GIVEN INSTRUCTION.
Return the entries verbatim and drop every picture.

---+---

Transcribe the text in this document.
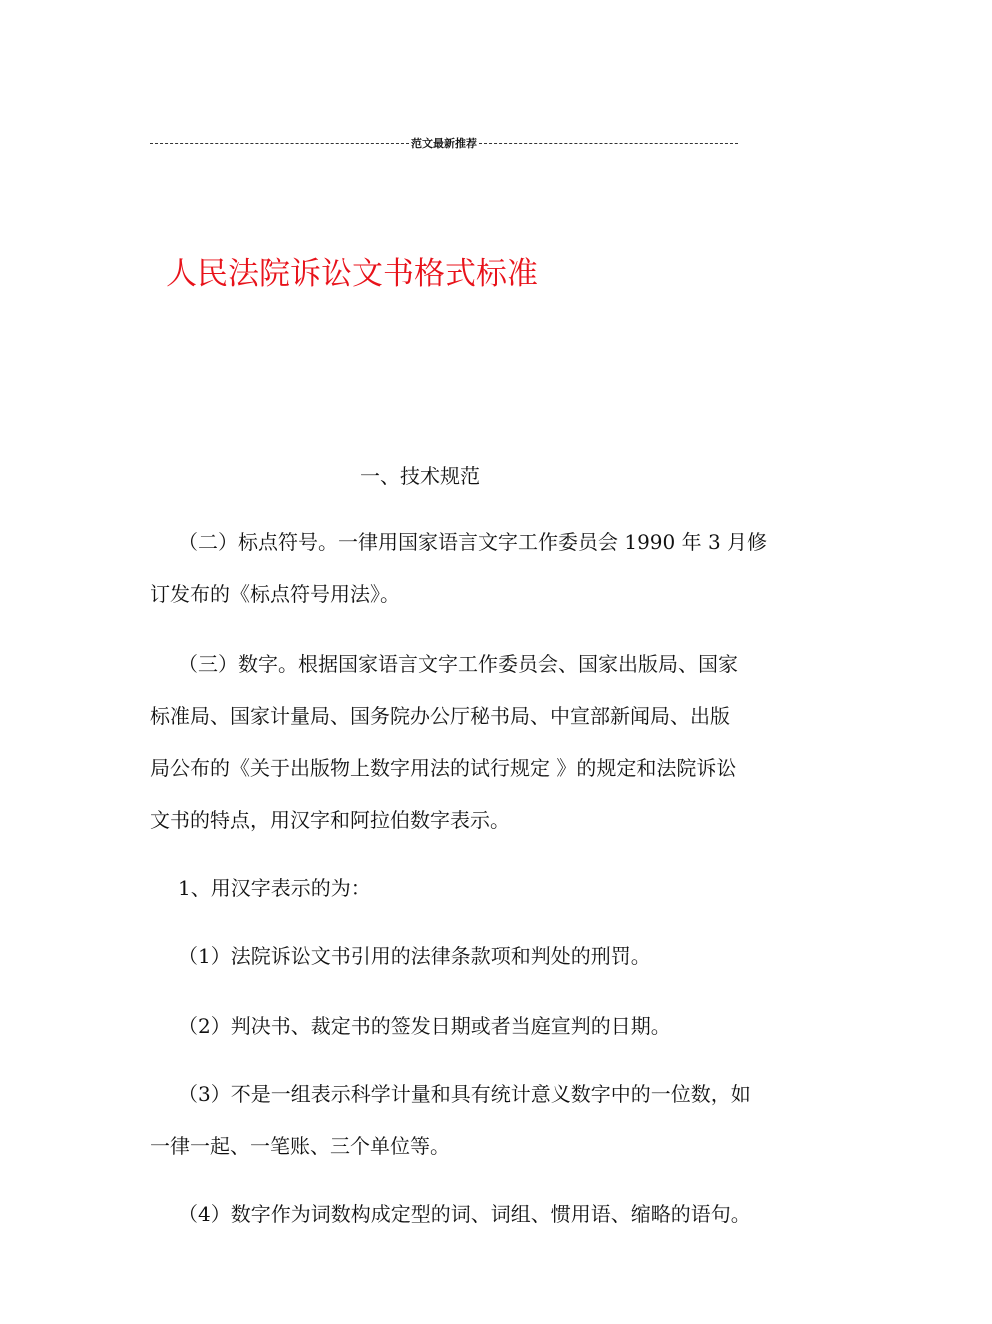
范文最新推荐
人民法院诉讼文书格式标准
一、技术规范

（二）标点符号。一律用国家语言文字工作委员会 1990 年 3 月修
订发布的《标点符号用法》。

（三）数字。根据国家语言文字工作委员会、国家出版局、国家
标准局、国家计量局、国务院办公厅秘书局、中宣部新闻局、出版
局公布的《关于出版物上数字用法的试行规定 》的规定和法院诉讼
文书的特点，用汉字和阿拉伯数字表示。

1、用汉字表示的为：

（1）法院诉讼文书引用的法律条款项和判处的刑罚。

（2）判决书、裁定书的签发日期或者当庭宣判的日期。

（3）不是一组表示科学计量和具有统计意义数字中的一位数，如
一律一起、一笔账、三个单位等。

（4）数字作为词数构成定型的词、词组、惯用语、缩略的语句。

---+---

FULL SOLUTION.
Transcribe the text in this document.
范文最新推荐
人民法院诉讼文书格式标准
一、技术规范

（二）标点符号。一律用国家语言文字工作委员会 1990 年 3 月修
订发布的《标点符号用法》。

（三）数字。根据国家语言文字工作委员会、国家出版局、国家
标准局、国家计量局、国务院办公厅秘书局、中宣部新闻局、出版
局公布的《关于出版物上数字用法的试行规定 》的规定和法院诉讼
文书的特点，用汉字和阿拉伯数字表示。

1、用汉字表示的为：

（1）法院诉讼文书引用的法律条款项和判处的刑罚。

（2）判决书、裁定书的签发日期或者当庭宣判的日期。

（3）不是一组表示科学计量和具有统计意义数字中的一位数，如
一律一起、一笔账、三个单位等。

（4）数字作为词数构成定型的词、词组、惯用语、缩略的语句。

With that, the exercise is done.